→ Required task 1
In the note extension letter, under which state's laws is Vocodia Holdings Corp. incorporated?
→ Required task 2
Which terms does the note extension letter define by putting them in quotation marks inside parentheses or after "as"?

→ Provided passage
◆ ◆ ◆
Form of Extension Letter for the 2022 Convertible Notes and 2023 Convertible Notes

Contract Categories: Business Finance - Note Agreements
EX-10.10 5 ea190891ex10-10_vocodia.htm FORM OF EXTENSION LETTER FOR THE 2022 CONVERTIBLE NOTES AND 2023 CONVERTIBLE NOTES

Exhibit 10.10

 

VOCODIA HOLDINGS CORP.

6401 Congress Avenue

Suite 160

Boca Raton, Florida 33487

 

December         , 2023

 

[ * ]

 

Re: Note Extension and Increased Conversion Shares

 

Holder: [*]   Original Issue Discount:   15%
Original Issue Date: September 14, 2022   Subscription Amount:   $[*]
Maturity Date: June 30, 2023   Original Principal Amount and Accrued Interest:   $$[*]
Extended Maturity Date: February 14, 2024   Increased Conversion Shares:   [*] (145% of the original Conversion Shares)

 

Dear Sirs:

 

Reference is made to that certain (i) Securities Purchase Agreement, dated as of September 17, 2022 (the “Purchase Agreement”), by and between Vocodia Holdings Corp., a Wyoming corporation (the “Company”) and the undersigned (“Holder”), and (ii) the Note (as defined in the Purchase Agreement) of the Company in the Original Principal Amount set forth above issued in favor of Holder thereunder. Each of the Company and the Holder shall be referred to in this letter as a “Party” and together as the “Parties”. Other capitalized terms used herein but not defined herein shall have the meanings ascribed to such terms in the Purchase Agreement or the Note, as applicable.

 

For good and valuable consideration, the Parties hereby agree as follows.

 

1. Extended Maturity Date. The Parties hereby agree that, notwithstanding anything to the contrary set forth in the Purchase Agreement, the Note or any of the Transaction Documents to the contrary, the Maturity Date under the Note is hereby extended to February 14, 2024 (the “Extended Maturity Date”).
◆ ◆ ◆
→ Data
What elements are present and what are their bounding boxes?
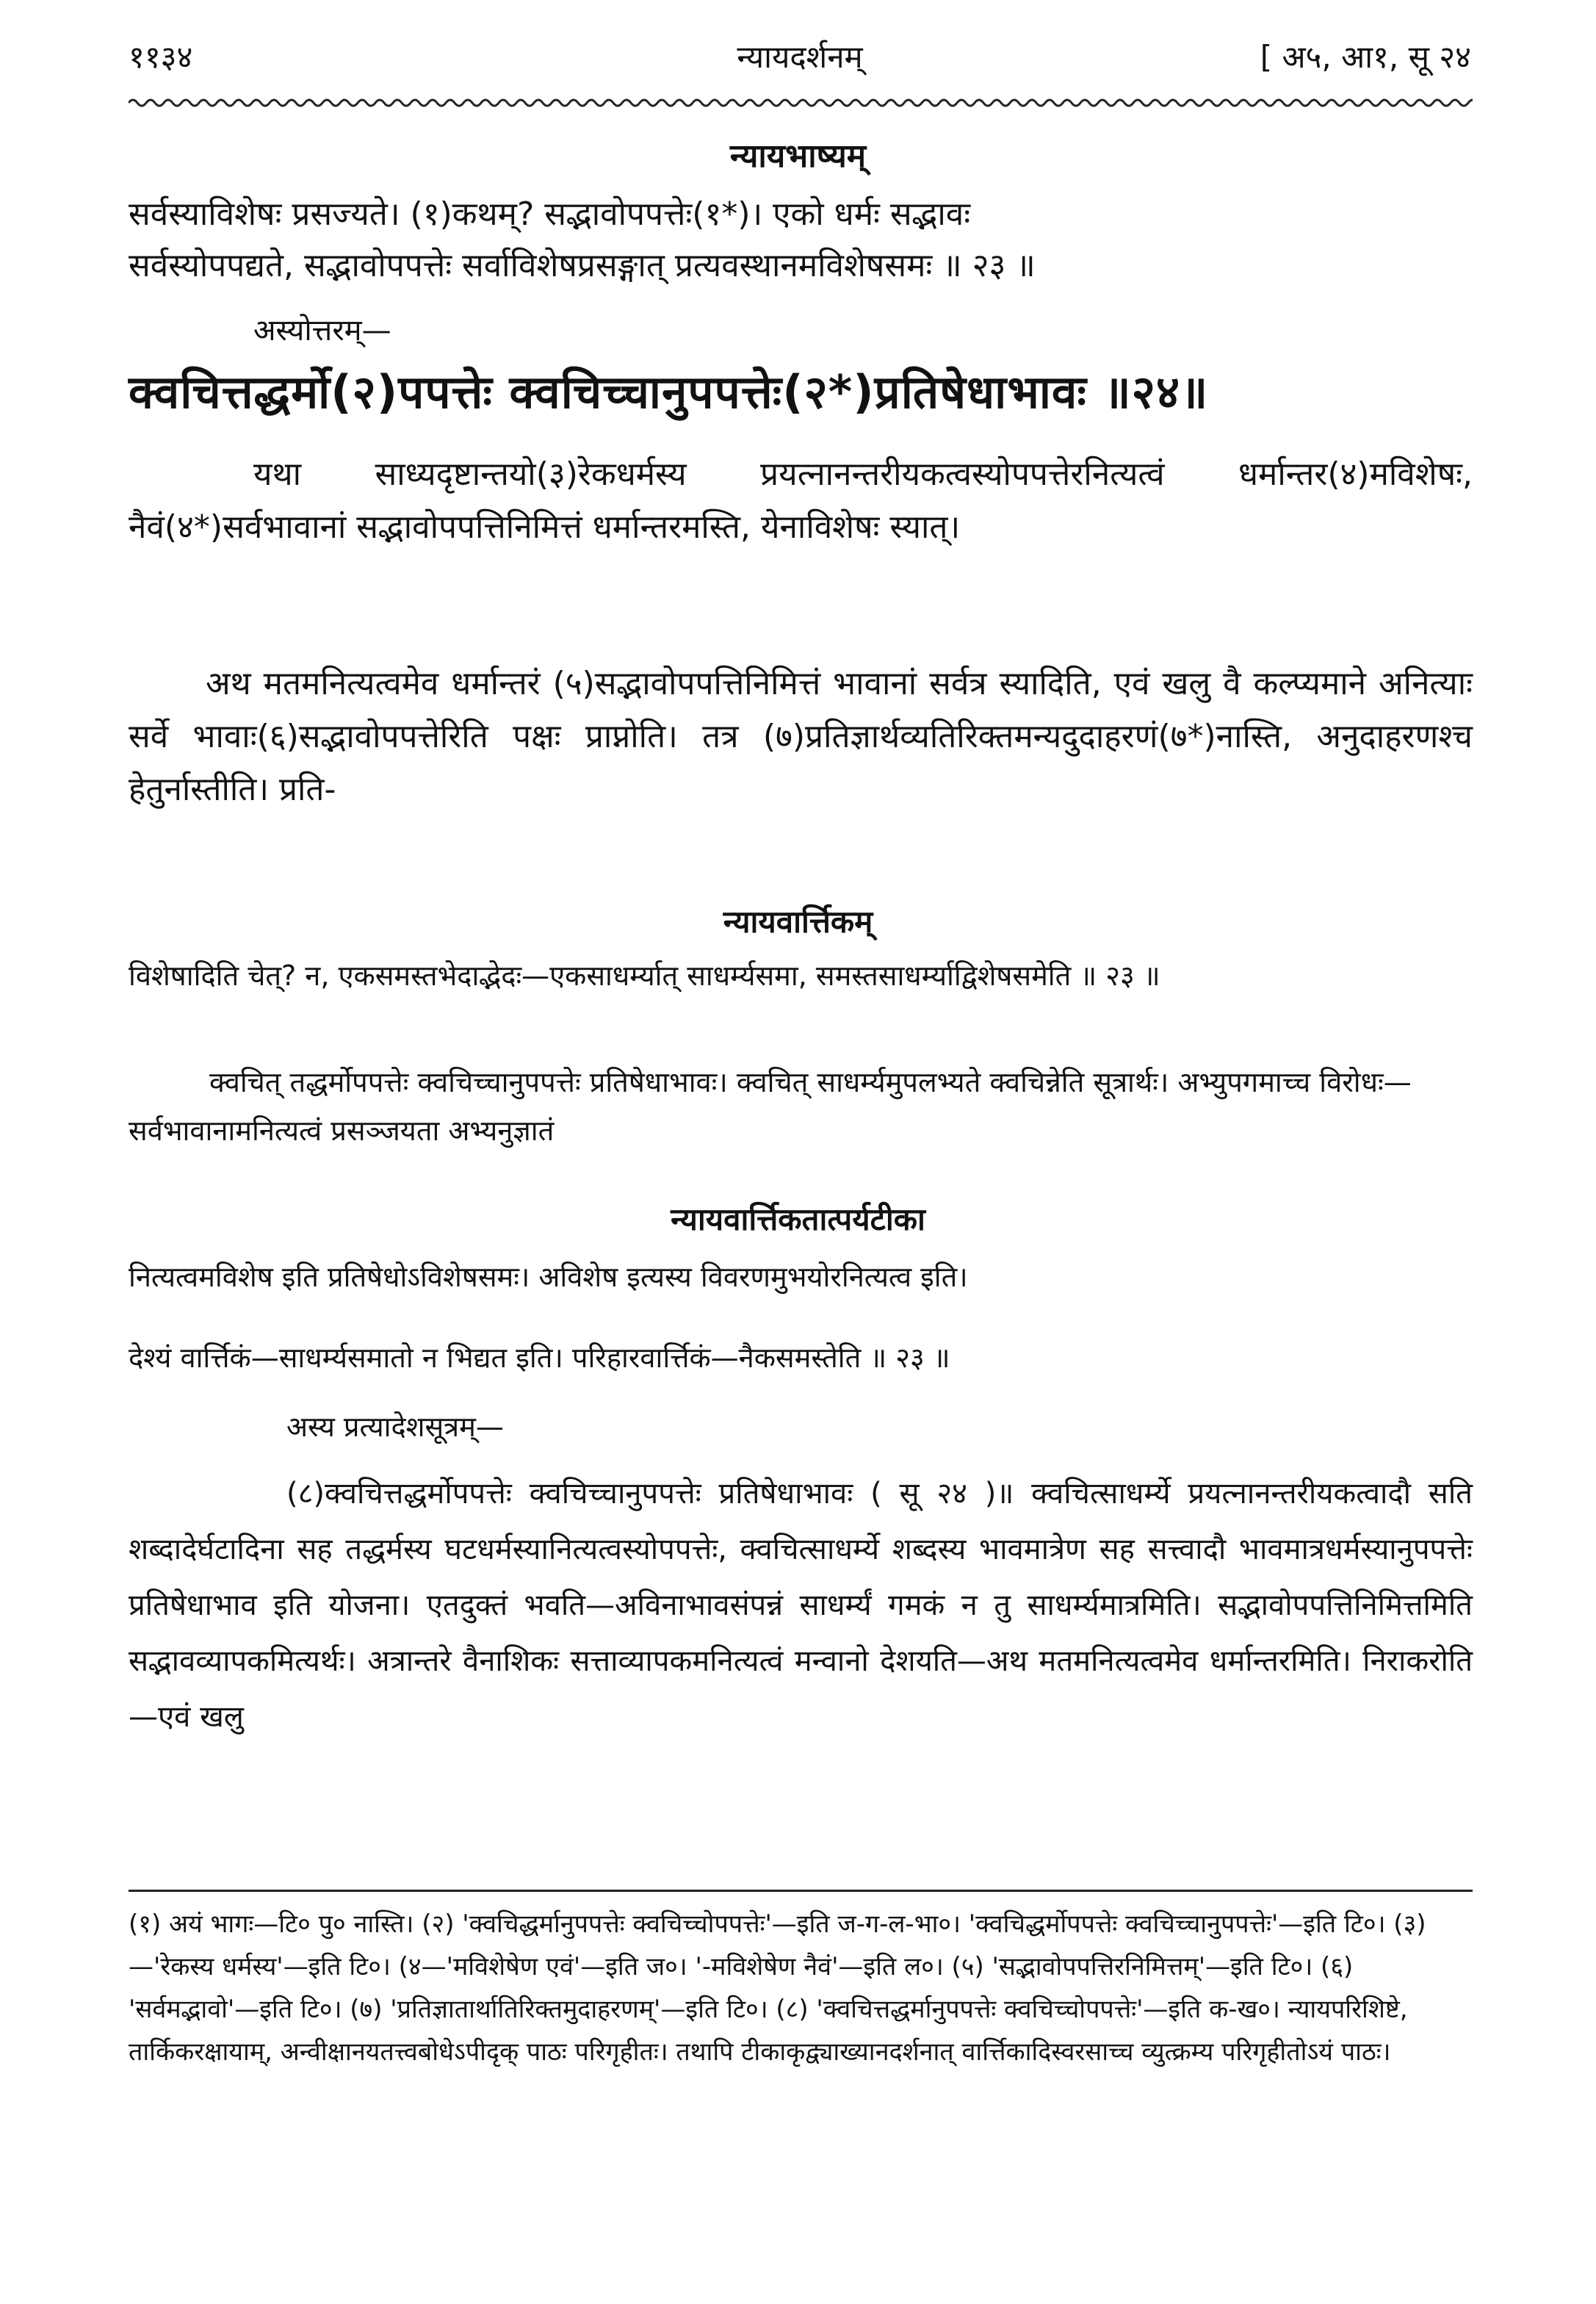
◆ ◆ ◆
→ Complete response 1
Wyoming

→ Complete response 2
- Purchase Agreement
- Company
- Holder
- Party
- Parties
- Extended Maturity Date